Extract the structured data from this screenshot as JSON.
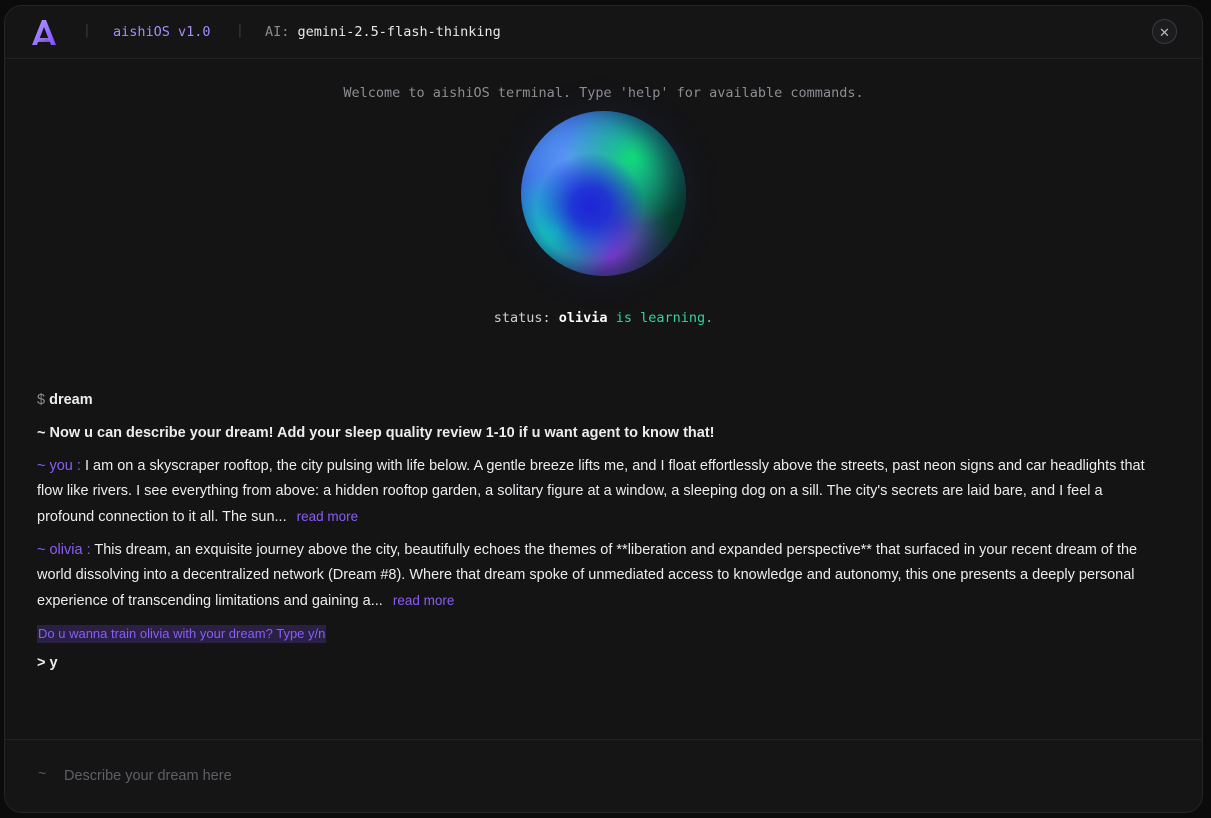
{
  "header": {
    "app_name": "aishiOS v1.0",
    "ai_label": "AI:",
    "ai_model": "gemini-2.5-flash-thinking",
    "separator": "|",
    "close_glyph": "✕"
  },
  "main": {
    "welcome": "Welcome to aishiOS terminal. Type 'help' for available commands.",
    "status_label": "status:",
    "agent_name": "olivia",
    "status_text": "is learning."
  },
  "log": {
    "command_prompt": "$",
    "command": "dream",
    "instruction": "~ Now u can describe your dream! Add your sleep quality review 1-10 if u want agent to know that!",
    "user_prefix": "~ you :",
    "user_message": "I am on a skyscraper rooftop, the city pulsing with life below. A gentle breeze lifts me, and I float effortlessly above the streets, past neon signs and car headlights that flow like rivers. I see everything from above: a hidden rooftop garden, a solitary figure at a window, a sleeping dog on a sill. The city's secrets are laid bare, and I feel a profound connection to it all. The sun...",
    "agent_prefix": "~ olivia :",
    "agent_message": "This dream, an exquisite journey above the city, beautifully echoes the themes of **liberation and expanded perspective** that surfaced in your recent dream of the world dissolving into a decentralized network (Dream #8). Where that dream spoke of unmediated access to knowledge and autonomy, this one presents a deeply personal experience of transcending limitations and gaining a...",
    "read_more": "read more",
    "train_prompt": "Do u wanna train olivia with your dream? Type y/n",
    "answer": "> y"
  },
  "footer": {
    "tilde": "~",
    "placeholder": "Describe your dream here"
  },
  "colors": {
    "accent": "#8b5cf6",
    "status_green": "#34d399",
    "background": "#141415"
  },
  "icons": {
    "logo": "aishi-logo-icon",
    "close": "close-icon"
  }
}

★ ★ ★ ★ ★

» WORK TO COMPLETE: Leave the images out and output the remaining material exactly as it stands.

» ANSWER TO THIS TASK:
Extract the structured data from this screenshot as JSON.
{
  "header": {
    "app_name": "aishiOS v1.0",
    "ai_label": "AI:",
    "ai_model": "gemini-2.5-flash-thinking",
    "separator": "|",
    "close_glyph": "✕"
  },
  "main": {
    "welcome": "Welcome to aishiOS terminal. Type 'help' for available commands.",
    "status_label": "status:",
    "agent_name": "olivia",
    "status_text": "is learning."
  },
  "log": {
    "command_prompt": "$",
    "command": "dream",
    "instruction": "~ Now u can describe your dream! Add your sleep quality review 1-10 if u want agent to know that!",
    "user_prefix": "~ you :",
    "user_message": "I am on a skyscraper rooftop, the city pulsing with life below. A gentle breeze lifts me, and I float effortlessly above the streets, past neon signs and car headlights that flow like rivers. I see everything from above: a hidden rooftop garden, a solitary figure at a window, a sleeping dog on a sill. The city's secrets are laid bare, and I feel a profound connection to it all. The sun...",
    "agent_prefix": "~ olivia :",
    "agent_message": "This dream, an exquisite journey above the city, beautifully echoes the themes of **liberation and expanded perspective** that surfaced in your recent dream of the world dissolving into a decentralized network (Dream #8). Where that dream spoke of unmediated access to knowledge and autonomy, this one presents a deeply personal experience of transcending limitations and gaining a...",
    "read_more": "read more",
    "train_prompt": "Do u wanna train olivia with your dream? Type y/n",
    "answer": "> y"
  },
  "footer": {
    "tilde": "~",
    "placeholder": "Describe your dream here"
  },
  "colors": {
    "accent": "#8b5cf6",
    "status_green": "#34d399",
    "background": "#141415"
  },
  "icons": {
    "logo": "aishi-logo-icon",
    "close": "close-icon"
  }
}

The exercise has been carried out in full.